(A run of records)
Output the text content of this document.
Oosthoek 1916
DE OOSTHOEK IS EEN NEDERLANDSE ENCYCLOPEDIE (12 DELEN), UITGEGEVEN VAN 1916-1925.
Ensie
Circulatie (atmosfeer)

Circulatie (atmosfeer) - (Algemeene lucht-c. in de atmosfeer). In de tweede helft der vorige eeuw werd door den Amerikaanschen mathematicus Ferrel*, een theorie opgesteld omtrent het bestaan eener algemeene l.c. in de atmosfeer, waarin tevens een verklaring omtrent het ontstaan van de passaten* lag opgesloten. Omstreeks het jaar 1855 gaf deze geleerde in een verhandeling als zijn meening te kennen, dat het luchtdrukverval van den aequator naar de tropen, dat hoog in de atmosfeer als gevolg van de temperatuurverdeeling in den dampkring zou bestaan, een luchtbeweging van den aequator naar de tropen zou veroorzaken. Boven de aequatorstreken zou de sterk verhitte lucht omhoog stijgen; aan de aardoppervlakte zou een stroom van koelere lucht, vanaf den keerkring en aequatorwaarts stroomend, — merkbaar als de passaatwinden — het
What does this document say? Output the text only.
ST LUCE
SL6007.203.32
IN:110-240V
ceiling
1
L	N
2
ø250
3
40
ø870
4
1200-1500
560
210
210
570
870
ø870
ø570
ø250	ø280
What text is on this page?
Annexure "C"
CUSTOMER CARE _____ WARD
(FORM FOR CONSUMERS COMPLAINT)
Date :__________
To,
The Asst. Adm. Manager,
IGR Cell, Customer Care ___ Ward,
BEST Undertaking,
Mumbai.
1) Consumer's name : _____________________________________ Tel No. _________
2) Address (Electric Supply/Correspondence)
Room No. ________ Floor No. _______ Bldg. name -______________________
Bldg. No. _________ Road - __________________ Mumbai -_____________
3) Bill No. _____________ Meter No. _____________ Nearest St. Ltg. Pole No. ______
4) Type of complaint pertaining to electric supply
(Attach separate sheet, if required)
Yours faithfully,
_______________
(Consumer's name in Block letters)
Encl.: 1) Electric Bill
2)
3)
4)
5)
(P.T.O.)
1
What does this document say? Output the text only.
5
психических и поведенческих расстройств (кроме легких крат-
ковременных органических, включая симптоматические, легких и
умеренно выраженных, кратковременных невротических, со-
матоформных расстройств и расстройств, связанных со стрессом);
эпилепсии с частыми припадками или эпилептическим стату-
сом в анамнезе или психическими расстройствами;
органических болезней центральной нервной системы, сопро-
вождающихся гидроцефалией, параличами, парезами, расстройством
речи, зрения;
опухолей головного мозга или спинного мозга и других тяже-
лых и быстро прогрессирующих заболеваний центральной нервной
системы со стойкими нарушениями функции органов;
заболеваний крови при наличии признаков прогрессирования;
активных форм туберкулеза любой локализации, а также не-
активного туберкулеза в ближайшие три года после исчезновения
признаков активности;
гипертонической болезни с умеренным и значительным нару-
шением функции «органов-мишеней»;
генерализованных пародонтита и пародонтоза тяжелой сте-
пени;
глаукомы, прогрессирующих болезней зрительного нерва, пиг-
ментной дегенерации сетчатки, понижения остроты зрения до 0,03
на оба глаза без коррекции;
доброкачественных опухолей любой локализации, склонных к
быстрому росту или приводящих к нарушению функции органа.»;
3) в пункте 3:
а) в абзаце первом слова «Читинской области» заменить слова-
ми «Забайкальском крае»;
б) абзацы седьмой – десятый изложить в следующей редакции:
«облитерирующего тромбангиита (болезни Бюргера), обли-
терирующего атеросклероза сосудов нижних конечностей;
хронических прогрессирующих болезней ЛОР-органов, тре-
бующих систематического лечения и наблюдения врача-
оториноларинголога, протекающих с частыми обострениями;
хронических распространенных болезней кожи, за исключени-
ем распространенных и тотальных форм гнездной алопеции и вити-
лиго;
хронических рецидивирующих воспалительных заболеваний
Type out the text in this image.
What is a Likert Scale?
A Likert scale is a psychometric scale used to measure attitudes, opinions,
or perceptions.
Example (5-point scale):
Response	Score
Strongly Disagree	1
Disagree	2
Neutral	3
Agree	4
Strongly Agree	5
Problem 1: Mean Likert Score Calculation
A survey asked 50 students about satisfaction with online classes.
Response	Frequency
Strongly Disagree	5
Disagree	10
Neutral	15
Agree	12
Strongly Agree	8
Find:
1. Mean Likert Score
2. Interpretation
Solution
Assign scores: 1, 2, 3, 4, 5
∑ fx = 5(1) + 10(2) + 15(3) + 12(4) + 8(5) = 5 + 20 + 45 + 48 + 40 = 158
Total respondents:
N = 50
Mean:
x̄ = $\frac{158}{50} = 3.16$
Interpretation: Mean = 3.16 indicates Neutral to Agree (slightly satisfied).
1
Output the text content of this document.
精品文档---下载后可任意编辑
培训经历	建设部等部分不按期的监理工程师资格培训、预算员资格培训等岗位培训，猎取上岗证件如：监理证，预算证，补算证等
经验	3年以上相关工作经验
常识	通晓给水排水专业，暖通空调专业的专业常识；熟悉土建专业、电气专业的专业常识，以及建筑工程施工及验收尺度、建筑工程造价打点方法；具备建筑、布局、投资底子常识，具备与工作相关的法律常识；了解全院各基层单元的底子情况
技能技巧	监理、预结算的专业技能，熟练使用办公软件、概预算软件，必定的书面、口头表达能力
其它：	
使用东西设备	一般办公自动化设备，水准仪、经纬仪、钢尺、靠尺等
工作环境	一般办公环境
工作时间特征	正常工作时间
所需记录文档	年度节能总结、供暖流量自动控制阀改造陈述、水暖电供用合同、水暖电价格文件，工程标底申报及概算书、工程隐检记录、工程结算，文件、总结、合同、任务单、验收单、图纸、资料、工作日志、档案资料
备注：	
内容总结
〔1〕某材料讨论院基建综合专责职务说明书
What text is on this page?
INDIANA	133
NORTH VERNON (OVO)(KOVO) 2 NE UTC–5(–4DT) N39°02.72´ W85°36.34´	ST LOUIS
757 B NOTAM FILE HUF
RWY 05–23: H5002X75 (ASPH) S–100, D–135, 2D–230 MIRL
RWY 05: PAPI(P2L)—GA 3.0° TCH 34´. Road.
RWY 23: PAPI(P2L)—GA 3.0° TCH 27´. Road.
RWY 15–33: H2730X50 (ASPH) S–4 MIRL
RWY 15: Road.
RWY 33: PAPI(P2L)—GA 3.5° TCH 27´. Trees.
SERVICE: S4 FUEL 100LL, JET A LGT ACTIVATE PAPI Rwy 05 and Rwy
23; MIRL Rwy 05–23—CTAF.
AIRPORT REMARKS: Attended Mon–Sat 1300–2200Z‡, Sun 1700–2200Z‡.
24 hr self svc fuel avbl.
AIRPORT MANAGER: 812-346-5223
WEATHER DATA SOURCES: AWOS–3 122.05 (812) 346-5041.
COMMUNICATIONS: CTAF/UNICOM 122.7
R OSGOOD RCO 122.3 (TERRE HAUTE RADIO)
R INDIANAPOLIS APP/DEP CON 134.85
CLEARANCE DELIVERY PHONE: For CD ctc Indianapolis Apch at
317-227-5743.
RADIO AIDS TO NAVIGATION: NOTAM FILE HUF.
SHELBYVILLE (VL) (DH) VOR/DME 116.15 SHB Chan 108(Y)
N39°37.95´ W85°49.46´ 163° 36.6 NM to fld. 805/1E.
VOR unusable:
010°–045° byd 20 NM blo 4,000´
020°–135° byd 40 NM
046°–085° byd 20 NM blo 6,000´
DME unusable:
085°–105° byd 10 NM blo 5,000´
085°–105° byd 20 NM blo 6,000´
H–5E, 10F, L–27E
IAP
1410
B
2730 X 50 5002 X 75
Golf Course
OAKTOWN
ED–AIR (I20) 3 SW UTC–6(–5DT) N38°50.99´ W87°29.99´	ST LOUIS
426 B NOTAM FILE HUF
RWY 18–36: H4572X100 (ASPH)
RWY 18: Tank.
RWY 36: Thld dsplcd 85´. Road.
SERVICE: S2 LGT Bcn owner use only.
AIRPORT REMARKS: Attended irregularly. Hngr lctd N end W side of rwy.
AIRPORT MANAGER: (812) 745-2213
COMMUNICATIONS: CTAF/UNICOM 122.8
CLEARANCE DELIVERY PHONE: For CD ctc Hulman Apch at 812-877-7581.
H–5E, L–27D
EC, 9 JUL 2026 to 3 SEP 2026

[What you should do] Search the listing above for the string "Bill". Copy every line that contains it.

[The solution]
3) Bill No. _____________ Meter No. _____________ Nearest St. Ltg. Pole No. ______
Encl.: 1) Electric Bill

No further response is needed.